## [OBJECTIVE]
Filter the lines below, copying only those with the string "video".

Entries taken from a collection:
════════════════
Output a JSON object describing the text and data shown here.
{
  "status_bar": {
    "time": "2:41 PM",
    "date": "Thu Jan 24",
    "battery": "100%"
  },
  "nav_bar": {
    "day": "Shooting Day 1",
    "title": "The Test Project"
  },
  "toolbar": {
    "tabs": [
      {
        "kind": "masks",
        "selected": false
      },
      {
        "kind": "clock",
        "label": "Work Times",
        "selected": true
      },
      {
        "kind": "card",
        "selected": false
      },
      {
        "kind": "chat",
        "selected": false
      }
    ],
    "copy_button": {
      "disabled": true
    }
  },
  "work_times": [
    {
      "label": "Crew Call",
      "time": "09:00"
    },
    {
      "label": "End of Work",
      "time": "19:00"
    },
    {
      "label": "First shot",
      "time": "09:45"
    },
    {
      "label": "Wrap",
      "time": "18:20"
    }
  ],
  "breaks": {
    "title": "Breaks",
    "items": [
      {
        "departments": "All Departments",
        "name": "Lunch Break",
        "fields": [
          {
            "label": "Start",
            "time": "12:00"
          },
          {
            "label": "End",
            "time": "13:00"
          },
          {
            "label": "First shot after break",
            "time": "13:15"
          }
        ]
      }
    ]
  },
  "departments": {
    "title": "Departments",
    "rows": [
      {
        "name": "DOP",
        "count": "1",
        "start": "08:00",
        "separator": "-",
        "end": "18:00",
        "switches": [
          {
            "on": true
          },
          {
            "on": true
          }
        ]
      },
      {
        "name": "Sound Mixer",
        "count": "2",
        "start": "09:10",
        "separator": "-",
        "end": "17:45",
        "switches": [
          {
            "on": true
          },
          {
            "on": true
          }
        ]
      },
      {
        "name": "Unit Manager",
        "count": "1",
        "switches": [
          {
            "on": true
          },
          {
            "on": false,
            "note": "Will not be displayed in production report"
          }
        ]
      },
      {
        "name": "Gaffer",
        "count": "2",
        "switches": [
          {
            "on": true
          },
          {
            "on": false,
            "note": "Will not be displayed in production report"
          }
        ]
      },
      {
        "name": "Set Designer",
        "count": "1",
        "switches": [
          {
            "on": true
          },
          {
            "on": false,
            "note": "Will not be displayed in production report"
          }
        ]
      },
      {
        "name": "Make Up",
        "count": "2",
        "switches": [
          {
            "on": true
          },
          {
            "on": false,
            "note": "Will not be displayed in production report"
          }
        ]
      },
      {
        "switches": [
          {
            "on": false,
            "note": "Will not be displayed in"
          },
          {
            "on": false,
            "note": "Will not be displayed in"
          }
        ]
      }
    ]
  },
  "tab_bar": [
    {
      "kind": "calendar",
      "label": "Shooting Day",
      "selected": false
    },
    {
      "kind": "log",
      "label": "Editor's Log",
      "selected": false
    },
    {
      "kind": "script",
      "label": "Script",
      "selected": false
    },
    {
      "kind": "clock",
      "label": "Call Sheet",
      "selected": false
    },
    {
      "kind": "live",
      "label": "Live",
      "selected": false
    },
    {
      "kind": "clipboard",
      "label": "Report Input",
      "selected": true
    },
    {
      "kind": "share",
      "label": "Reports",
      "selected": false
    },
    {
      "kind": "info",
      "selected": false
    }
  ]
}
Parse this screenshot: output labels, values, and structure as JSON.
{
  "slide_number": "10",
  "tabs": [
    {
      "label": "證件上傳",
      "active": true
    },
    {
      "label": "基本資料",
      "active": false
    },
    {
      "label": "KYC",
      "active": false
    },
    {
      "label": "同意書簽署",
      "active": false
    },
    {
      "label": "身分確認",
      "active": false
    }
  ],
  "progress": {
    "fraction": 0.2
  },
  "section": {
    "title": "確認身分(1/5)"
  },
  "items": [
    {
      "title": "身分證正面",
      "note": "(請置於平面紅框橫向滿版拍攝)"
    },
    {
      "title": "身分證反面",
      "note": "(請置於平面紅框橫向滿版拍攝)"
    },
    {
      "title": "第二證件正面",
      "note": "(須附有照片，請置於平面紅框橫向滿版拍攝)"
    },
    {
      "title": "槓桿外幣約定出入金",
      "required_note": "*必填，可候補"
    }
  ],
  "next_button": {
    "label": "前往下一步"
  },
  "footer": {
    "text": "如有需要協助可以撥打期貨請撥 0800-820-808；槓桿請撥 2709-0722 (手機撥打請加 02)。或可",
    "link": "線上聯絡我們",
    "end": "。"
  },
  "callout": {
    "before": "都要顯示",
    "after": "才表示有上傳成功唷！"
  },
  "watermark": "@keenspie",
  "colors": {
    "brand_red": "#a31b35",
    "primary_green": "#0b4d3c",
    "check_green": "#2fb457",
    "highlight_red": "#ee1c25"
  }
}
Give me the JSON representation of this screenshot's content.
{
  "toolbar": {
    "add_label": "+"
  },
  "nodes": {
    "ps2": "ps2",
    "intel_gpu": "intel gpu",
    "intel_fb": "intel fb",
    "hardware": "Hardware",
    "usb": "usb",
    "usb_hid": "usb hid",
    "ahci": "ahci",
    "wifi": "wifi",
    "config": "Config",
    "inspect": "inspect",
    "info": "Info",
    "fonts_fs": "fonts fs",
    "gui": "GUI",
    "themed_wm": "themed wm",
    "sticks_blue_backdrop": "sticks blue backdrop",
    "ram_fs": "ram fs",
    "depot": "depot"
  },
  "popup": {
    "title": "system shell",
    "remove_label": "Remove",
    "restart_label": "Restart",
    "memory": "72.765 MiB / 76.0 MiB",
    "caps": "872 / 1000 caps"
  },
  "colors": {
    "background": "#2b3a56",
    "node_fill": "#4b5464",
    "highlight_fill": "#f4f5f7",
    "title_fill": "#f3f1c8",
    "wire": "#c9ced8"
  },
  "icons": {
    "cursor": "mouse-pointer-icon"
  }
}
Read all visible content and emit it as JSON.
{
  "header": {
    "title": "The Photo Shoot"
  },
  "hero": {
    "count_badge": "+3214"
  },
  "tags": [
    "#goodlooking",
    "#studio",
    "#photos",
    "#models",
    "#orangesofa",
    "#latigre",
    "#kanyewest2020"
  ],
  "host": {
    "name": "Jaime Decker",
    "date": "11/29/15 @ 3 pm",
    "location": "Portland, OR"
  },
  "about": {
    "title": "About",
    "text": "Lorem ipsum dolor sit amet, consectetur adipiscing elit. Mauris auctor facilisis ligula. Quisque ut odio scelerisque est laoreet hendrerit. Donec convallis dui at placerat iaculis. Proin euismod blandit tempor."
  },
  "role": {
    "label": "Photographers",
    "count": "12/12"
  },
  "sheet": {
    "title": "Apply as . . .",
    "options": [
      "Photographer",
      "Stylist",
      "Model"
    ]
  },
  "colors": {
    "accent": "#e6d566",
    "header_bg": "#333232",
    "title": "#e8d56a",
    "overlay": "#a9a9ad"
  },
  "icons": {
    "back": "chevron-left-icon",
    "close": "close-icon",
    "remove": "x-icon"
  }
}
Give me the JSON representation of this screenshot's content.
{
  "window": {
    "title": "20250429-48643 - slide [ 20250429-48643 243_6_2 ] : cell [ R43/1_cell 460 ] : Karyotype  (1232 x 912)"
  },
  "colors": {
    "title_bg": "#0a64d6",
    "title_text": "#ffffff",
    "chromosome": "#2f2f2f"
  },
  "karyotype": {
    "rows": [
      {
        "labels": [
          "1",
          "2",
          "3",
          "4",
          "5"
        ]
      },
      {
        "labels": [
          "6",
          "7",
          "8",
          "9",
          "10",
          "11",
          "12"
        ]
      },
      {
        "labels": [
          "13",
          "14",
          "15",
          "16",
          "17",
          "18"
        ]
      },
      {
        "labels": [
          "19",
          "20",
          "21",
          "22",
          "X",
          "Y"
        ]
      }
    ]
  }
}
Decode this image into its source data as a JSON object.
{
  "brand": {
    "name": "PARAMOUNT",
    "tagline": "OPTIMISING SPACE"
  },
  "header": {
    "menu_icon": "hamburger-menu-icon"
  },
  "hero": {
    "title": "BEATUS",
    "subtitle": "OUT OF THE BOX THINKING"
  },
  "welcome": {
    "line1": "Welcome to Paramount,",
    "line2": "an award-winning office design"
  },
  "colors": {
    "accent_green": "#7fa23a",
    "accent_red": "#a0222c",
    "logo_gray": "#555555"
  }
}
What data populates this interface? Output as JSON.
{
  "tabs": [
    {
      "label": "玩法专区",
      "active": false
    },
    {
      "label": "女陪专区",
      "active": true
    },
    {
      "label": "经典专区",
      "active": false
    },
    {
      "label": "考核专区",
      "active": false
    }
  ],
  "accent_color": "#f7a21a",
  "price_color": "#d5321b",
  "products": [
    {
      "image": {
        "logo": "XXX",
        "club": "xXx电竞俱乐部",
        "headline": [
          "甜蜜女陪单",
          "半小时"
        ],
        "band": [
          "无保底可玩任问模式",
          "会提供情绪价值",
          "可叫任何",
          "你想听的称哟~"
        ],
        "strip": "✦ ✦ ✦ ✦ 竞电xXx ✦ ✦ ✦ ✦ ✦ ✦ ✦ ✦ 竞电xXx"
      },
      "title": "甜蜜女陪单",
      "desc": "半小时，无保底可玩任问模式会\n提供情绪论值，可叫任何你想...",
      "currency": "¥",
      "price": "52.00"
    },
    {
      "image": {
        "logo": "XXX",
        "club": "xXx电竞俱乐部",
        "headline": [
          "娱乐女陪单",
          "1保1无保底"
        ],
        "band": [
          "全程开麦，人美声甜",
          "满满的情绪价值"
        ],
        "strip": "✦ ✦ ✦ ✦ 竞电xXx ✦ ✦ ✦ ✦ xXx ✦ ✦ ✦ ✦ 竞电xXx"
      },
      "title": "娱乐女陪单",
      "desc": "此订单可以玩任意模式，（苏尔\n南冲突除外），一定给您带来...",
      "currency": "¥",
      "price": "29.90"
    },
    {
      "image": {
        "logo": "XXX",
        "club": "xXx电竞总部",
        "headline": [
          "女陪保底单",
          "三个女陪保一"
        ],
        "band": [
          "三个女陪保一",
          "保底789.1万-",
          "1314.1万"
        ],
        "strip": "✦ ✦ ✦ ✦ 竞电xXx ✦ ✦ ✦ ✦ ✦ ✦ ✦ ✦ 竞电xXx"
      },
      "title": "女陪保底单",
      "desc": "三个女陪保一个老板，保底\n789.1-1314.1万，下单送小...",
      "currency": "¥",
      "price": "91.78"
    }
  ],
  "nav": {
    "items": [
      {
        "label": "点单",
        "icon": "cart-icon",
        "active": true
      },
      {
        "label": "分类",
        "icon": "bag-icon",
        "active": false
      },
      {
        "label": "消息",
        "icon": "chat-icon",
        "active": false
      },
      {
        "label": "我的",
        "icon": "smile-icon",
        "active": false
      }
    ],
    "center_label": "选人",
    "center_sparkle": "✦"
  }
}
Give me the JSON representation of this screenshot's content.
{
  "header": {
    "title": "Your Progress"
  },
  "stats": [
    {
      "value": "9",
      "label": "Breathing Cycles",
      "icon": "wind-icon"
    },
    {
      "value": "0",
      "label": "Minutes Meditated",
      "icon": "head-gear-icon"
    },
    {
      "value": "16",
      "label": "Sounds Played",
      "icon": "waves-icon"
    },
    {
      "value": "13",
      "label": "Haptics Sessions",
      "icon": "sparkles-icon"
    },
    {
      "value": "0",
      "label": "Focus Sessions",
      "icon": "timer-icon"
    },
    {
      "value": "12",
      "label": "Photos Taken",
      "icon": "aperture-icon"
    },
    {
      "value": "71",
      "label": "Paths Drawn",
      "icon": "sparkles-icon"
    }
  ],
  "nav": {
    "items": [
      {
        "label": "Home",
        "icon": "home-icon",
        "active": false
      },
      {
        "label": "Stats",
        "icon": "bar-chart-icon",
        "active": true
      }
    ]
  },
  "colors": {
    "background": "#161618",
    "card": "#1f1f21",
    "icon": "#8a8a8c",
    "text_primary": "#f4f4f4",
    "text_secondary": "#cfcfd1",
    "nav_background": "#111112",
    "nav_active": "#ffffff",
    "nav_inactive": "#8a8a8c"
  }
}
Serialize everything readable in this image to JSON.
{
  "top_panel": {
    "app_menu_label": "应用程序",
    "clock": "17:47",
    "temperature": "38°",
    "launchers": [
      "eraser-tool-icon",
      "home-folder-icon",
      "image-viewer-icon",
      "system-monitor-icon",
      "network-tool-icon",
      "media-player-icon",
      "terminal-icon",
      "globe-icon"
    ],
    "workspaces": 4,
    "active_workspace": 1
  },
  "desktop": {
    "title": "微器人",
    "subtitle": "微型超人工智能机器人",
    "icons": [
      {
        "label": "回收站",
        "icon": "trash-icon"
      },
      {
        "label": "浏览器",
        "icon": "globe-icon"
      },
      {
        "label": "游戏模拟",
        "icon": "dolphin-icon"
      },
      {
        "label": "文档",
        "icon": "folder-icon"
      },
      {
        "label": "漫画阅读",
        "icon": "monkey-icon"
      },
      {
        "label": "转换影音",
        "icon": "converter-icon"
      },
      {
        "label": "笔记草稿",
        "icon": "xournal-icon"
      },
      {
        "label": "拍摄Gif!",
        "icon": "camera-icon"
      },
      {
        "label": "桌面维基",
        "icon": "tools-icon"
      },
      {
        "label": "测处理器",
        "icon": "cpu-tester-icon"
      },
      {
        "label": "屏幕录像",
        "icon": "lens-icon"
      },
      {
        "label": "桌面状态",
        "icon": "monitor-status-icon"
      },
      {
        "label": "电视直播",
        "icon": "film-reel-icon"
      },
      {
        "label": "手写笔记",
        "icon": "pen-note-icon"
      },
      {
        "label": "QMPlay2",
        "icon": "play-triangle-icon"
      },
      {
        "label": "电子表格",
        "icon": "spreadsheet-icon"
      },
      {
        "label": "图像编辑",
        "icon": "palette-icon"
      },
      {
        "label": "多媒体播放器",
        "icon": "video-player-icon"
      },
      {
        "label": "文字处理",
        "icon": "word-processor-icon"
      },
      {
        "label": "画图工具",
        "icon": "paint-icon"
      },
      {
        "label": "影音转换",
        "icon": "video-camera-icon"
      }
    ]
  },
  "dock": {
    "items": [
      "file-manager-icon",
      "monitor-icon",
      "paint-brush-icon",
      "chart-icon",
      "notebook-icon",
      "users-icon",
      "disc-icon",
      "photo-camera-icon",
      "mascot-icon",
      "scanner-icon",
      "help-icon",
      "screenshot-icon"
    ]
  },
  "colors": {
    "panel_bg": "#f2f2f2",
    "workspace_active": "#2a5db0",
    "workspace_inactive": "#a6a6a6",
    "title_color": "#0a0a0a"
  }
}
════════════════
## [FULL RESPONSE]
        "icon": "video-player-icon"
        "icon": "video-camera-icon"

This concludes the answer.